---- Dataset records

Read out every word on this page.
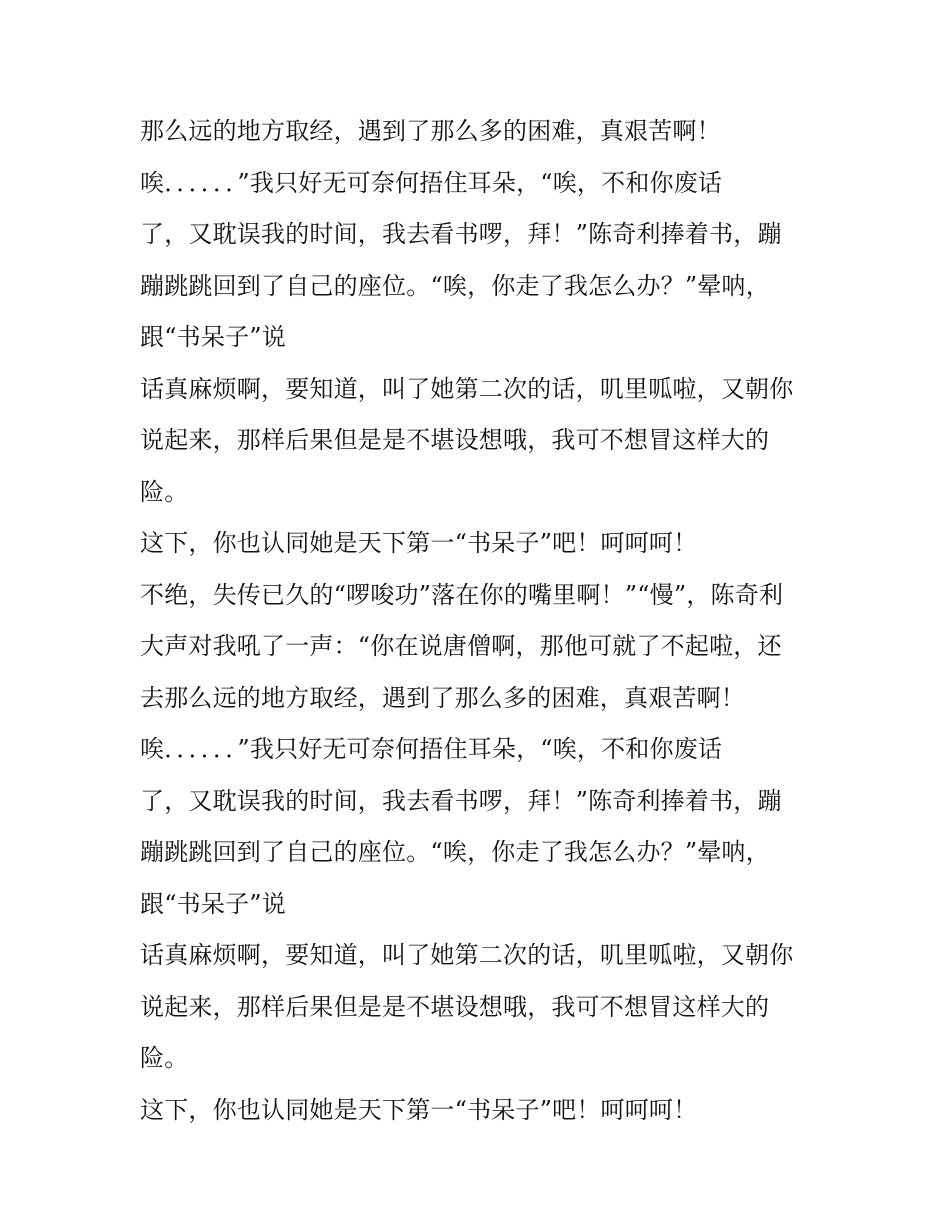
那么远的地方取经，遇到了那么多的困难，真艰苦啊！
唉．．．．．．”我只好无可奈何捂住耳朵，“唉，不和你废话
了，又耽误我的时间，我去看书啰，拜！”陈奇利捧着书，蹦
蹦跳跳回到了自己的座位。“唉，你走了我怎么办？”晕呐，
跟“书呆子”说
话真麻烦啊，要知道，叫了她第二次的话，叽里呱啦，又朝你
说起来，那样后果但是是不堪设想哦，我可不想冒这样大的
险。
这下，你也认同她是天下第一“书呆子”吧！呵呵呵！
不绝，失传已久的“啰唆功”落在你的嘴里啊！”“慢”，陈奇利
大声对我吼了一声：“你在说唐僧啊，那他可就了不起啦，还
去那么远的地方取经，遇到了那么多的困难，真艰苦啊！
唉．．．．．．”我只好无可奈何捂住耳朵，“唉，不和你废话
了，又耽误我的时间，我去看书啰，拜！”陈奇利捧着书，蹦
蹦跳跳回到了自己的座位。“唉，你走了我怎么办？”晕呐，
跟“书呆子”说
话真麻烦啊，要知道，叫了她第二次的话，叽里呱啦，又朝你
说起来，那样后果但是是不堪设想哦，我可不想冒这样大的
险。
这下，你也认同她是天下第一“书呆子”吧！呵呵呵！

--------

Task objective:
All of the data above should be quoted exactly, except for the pictures.

Output below:
Read out every word on this page.
那么远的地方取经，遇到了那么多的困难，真艰苦啊！
唉．．．．．．”我只好无可奈何捂住耳朵，“唉，不和你废话
了，又耽误我的时间，我去看书啰，拜！”陈奇利捧着书，蹦
蹦跳跳回到了自己的座位。“唉，你走了我怎么办？”晕呐，
跟“书呆子”说
话真麻烦啊，要知道，叫了她第二次的话，叽里呱啦，又朝你
说起来，那样后果但是是不堪设想哦，我可不想冒这样大的
险。
这下，你也认同她是天下第一“书呆子”吧！呵呵呵！
不绝，失传已久的“啰唆功”落在你的嘴里啊！”“慢”，陈奇利
大声对我吼了一声：“你在说唐僧啊，那他可就了不起啦，还
去那么远的地方取经，遇到了那么多的困难，真艰苦啊！
唉．．．．．．”我只好无可奈何捂住耳朵，“唉，不和你废话
了，又耽误我的时间，我去看书啰，拜！”陈奇利捧着书，蹦
蹦跳跳回到了自己的座位。“唉，你走了我怎么办？”晕呐，
跟“书呆子”说
话真麻烦啊，要知道，叫了她第二次的话，叽里呱啦，又朝你
说起来，那样后果但是是不堪设想哦，我可不想冒这样大的
险。
这下，你也认同她是天下第一“书呆子”吧！呵呵呵！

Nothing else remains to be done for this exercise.